Verbatim output of all the material below is required.

— Begin Provided material —

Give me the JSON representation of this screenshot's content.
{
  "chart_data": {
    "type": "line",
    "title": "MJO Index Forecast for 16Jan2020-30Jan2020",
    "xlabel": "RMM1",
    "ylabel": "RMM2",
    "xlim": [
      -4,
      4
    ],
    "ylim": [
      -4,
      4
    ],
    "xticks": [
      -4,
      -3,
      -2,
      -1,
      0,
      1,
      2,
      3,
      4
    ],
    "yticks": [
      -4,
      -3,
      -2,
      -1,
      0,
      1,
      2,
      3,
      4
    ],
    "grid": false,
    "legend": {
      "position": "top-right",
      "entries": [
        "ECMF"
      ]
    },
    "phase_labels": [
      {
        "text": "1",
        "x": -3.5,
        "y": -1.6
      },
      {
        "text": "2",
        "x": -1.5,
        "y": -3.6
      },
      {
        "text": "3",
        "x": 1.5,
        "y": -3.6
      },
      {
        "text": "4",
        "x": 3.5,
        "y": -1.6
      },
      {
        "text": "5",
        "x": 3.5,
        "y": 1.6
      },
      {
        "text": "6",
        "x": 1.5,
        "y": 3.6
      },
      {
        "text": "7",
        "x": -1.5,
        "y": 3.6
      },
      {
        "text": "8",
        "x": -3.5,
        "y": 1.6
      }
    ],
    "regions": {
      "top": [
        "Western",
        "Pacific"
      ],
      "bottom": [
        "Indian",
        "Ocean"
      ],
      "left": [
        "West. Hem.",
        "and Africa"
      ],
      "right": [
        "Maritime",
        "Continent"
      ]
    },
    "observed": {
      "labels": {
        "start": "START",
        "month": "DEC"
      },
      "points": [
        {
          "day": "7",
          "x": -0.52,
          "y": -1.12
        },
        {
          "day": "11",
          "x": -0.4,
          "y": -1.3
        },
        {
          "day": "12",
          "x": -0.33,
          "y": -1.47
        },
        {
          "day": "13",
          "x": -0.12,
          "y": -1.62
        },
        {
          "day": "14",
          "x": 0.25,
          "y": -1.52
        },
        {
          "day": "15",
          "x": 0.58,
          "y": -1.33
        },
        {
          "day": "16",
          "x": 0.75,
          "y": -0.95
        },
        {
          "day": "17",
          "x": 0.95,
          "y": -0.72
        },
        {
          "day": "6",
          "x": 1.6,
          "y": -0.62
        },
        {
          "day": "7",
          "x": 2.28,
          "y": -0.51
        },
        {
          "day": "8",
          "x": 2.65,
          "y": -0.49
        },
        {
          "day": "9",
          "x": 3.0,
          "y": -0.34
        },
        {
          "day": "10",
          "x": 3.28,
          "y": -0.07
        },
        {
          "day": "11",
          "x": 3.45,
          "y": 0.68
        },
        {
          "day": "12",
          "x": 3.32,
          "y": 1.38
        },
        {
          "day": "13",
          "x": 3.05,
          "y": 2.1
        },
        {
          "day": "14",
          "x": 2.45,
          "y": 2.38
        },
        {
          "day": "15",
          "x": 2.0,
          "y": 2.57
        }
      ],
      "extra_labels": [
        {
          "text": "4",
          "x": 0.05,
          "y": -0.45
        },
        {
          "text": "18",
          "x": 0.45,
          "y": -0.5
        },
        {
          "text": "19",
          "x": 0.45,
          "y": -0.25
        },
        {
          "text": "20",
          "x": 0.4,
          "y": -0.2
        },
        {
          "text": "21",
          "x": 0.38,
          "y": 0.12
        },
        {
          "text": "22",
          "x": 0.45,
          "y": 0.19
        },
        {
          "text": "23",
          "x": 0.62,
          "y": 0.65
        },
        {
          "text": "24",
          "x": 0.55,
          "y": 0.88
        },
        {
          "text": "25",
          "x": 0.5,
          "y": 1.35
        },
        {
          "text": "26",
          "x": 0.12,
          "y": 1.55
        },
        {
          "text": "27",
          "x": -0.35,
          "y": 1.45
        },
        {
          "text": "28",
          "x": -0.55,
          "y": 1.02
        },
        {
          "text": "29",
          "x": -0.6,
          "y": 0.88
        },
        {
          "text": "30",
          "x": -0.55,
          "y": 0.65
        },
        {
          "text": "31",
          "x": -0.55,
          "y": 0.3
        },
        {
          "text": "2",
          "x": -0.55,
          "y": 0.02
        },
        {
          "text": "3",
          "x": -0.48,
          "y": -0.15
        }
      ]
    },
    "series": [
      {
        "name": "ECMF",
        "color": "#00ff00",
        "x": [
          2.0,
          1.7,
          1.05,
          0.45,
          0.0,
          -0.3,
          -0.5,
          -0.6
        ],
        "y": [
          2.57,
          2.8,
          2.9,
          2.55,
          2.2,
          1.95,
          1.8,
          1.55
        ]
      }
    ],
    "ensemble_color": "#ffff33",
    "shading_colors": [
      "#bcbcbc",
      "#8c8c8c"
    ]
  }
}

— End Provided material —

» Answer in full
Give me the JSON representation of this screenshot's content.
{
  "chart_data": {
    "type": "line",
    "title": "MJO Index Forecast for 16Jan2020-30Jan2020",
    "xlabel": "RMM1",
    "ylabel": "RMM2",
    "xlim": [
      -4,
      4
    ],
    "ylim": [
      -4,
      4
    ],
    "xticks": [
      -4,
      -3,
      -2,
      -1,
      0,
      1,
      2,
      3,
      4
    ],
    "yticks": [
      -4,
      -3,
      -2,
      -1,
      0,
      1,
      2,
      3,
      4
    ],
    "grid": false,
    "legend": {
      "position": "top-right",
      "entries": [
        "ECMF"
      ]
    },
    "phase_labels": [
      {
        "text": "1",
        "x": -3.5,
        "y": -1.6
      },
      {
        "text": "2",
        "x": -1.5,
        "y": -3.6
      },
      {
        "text": "3",
        "x": 1.5,
        "y": -3.6
      },
      {
        "text": "4",
        "x": 3.5,
        "y": -1.6
      },
      {
        "text": "5",
        "x": 3.5,
        "y": 1.6
      },
      {
        "text": "6",
        "x": 1.5,
        "y": 3.6
      },
      {
        "text": "7",
        "x": -1.5,
        "y": 3.6
      },
      {
        "text": "8",
        "x": -3.5,
        "y": 1.6
      }
    ],
    "regions": {
      "top": [
        "Western",
        "Pacific"
      ],
      "bottom": [
        "Indian",
        "Ocean"
      ],
      "left": [
        "West. Hem.",
        "and Africa"
      ],
      "right": [
        "Maritime",
        "Continent"
      ]
    },
    "observed": {
      "labels": {
        "start": "START",
        "month": "DEC"
      },
      "points": [
        {
          "day": "7",
          "x": -0.52,
          "y": -1.12
        },
        {
          "day": "11",
          "x": -0.4,
          "y": -1.3
        },
        {
          "day": "12",
          "x": -0.33,
          "y": -1.47
        },
        {
          "day": "13",
          "x": -0.12,
          "y": -1.62
        },
        {
          "day": "14",
          "x": 0.25,
          "y": -1.52
        },
        {
          "day": "15",
          "x": 0.58,
          "y": -1.33
        },
        {
          "day": "16",
          "x": 0.75,
          "y": -0.95
        },
        {
          "day": "17",
          "x": 0.95,
          "y": -0.72
        },
        {
          "day": "6",
          "x": 1.6,
          "y": -0.62
        },
        {
          "day": "7",
          "x": 2.28,
          "y": -0.51
        },
        {
          "day": "8",
          "x": 2.65,
          "y": -0.49
        },
        {
          "day": "9",
          "x": 3.0,
          "y": -0.34
        },
        {
          "day": "10",
          "x": 3.28,
          "y": -0.07
        },
        {
          "day": "11",
          "x": 3.45,
          "y": 0.68
        },
        {
          "day": "12",
          "x": 3.32,
          "y": 1.38
        },
        {
          "day": "13",
          "x": 3.05,
          "y": 2.1
        },
        {
          "day": "14",
          "x": 2.45,
          "y": 2.38
        },
        {
          "day": "15",
          "x": 2.0,
          "y": 2.57
        }
      ],
      "extra_labels": [
        {
          "text": "4",
          "x": 0.05,
          "y": -0.45
        },
        {
          "text": "18",
          "x": 0.45,
          "y": -0.5
        },
        {
          "text": "19",
          "x": 0.45,
          "y": -0.25
        },
        {
          "text": "20",
          "x": 0.4,
          "y": -0.2
        },
        {
          "text": "21",
          "x": 0.38,
          "y": 0.12
        },
        {
          "text": "22",
          "x": 0.45,
          "y": 0.19
        },
        {
          "text": "23",
          "x": 0.62,
          "y": 0.65
        },
        {
          "text": "24",
          "x": 0.55,
          "y": 0.88
        },
        {
          "text": "25",
          "x": 0.5,
          "y": 1.35
        },
        {
          "text": "26",
          "x": 0.12,
          "y": 1.55
        },
        {
          "text": "27",
          "x": -0.35,
          "y": 1.45
        },
        {
          "text": "28",
          "x": -0.55,
          "y": 1.02
        },
        {
          "text": "29",
          "x": -0.6,
          "y": 0.88
        },
        {
          "text": "30",
          "x": -0.55,
          "y": 0.65
        },
        {
          "text": "31",
          "x": -0.55,
          "y": 0.3
        },
        {
          "text": "2",
          "x": -0.55,
          "y": 0.02
        },
        {
          "text": "3",
          "x": -0.48,
          "y": -0.15
        }
      ]
    },
    "series": [
      {
        "name": "ECMF",
        "color": "#00ff00",
        "x": [
          2.0,
          1.7,
          1.05,
          0.45,
          0.0,
          -0.3,
          -0.5,
          -0.6
        ],
        "y": [
          2.57,
          2.8,
          2.9,
          2.55,
          2.2,
          1.95,
          1.8,
          1.55
        ]
      }
    ],
    "ensemble_color": "#ffff33",
    "shading_colors": [
      "#bcbcbc",
      "#8c8c8c"
    ]
  }
}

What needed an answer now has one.